AIM: Please reproduce every record, keeping each one exactly as written.

-- start of INFORMATION SUPPLIED --

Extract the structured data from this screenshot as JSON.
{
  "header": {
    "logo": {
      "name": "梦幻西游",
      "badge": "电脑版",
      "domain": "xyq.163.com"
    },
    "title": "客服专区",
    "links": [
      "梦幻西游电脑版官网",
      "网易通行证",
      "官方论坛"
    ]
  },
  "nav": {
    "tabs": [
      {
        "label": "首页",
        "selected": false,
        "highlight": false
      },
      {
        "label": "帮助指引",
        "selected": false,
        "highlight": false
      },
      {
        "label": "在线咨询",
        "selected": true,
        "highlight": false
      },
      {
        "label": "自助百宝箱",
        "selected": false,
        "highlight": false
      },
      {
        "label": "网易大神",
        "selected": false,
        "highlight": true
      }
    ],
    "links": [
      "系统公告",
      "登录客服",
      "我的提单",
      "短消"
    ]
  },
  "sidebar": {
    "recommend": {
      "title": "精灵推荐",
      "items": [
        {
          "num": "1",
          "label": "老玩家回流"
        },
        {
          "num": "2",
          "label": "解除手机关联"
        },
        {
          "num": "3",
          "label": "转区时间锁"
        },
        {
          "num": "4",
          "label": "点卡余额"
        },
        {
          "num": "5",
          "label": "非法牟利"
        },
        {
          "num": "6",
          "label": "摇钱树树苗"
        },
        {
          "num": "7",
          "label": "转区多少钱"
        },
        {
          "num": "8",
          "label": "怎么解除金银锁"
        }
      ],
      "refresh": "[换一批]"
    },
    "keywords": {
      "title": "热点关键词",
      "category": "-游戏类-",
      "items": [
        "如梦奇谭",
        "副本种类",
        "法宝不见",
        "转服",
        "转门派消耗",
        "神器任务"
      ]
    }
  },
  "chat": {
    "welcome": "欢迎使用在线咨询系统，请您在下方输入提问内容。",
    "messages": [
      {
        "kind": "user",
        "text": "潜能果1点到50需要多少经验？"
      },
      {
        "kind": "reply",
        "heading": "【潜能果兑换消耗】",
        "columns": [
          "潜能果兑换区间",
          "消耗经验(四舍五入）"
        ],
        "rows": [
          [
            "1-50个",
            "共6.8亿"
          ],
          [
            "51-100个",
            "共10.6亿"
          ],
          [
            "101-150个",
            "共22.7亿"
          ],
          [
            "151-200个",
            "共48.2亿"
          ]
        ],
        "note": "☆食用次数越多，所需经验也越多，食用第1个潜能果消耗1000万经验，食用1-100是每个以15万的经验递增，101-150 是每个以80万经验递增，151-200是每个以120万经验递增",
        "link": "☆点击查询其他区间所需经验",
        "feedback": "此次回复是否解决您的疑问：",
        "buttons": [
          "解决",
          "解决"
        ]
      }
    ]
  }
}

-- end of INFORMATION SUPPLIED --

SOLUTION BELOW:
Extract the structured data from this screenshot as JSON.
{
  "header": {
    "logo": {
      "name": "梦幻西游",
      "badge": "电脑版",
      "domain": "xyq.163.com"
    },
    "title": "客服专区",
    "links": [
      "梦幻西游电脑版官网",
      "网易通行证",
      "官方论坛"
    ]
  },
  "nav": {
    "tabs": [
      {
        "label": "首页",
        "selected": false,
        "highlight": false
      },
      {
        "label": "帮助指引",
        "selected": false,
        "highlight": false
      },
      {
        "label": "在线咨询",
        "selected": true,
        "highlight": false
      },
      {
        "label": "自助百宝箱",
        "selected": false,
        "highlight": false
      },
      {
        "label": "网易大神",
        "selected": false,
        "highlight": true
      }
    ],
    "links": [
      "系统公告",
      "登录客服",
      "我的提单",
      "短消"
    ]
  },
  "sidebar": {
    "recommend": {
      "title": "精灵推荐",
      "items": [
        {
          "num": "1",
          "label": "老玩家回流"
        },
        {
          "num": "2",
          "label": "解除手机关联"
        },
        {
          "num": "3",
          "label": "转区时间锁"
        },
        {
          "num": "4",
          "label": "点卡余额"
        },
        {
          "num": "5",
          "label": "非法牟利"
        },
        {
          "num": "6",
          "label": "摇钱树树苗"
        },
        {
          "num": "7",
          "label": "转区多少钱"
        },
        {
          "num": "8",
          "label": "怎么解除金银锁"
        }
      ],
      "refresh": "[换一批]"
    },
    "keywords": {
      "title": "热点关键词",
      "category": "-游戏类-",
      "items": [
        "如梦奇谭",
        "副本种类",
        "法宝不见",
        "转服",
        "转门派消耗",
        "神器任务"
      ]
    }
  },
  "chat": {
    "welcome": "欢迎使用在线咨询系统，请您在下方输入提问内容。",
    "messages": [
      {
        "kind": "user",
        "text": "潜能果1点到50需要多少经验？"
      },
      {
        "kind": "reply",
        "heading": "【潜能果兑换消耗】",
        "columns": [
          "潜能果兑换区间",
          "消耗经验(四舍五入）"
        ],
        "rows": [
          [
            "1-50个",
            "共6.8亿"
          ],
          [
            "51-100个",
            "共10.6亿"
          ],
          [
            "101-150个",
            "共22.7亿"
          ],
          [
            "151-200个",
            "共48.2亿"
          ]
        ],
        "note": "☆食用次数越多，所需经验也越多，食用第1个潜能果消耗1000万经验，食用1-100是每个以15万的经验递增，101-150 是每个以80万经验递增，151-200是每个以120万经验递增",
        "link": "☆点击查询其他区间所需经验",
        "feedback": "此次回复是否解决您的疑问：",
        "buttons": [
          "解决",
          "解决"
        ]
      }
    ]
  }
}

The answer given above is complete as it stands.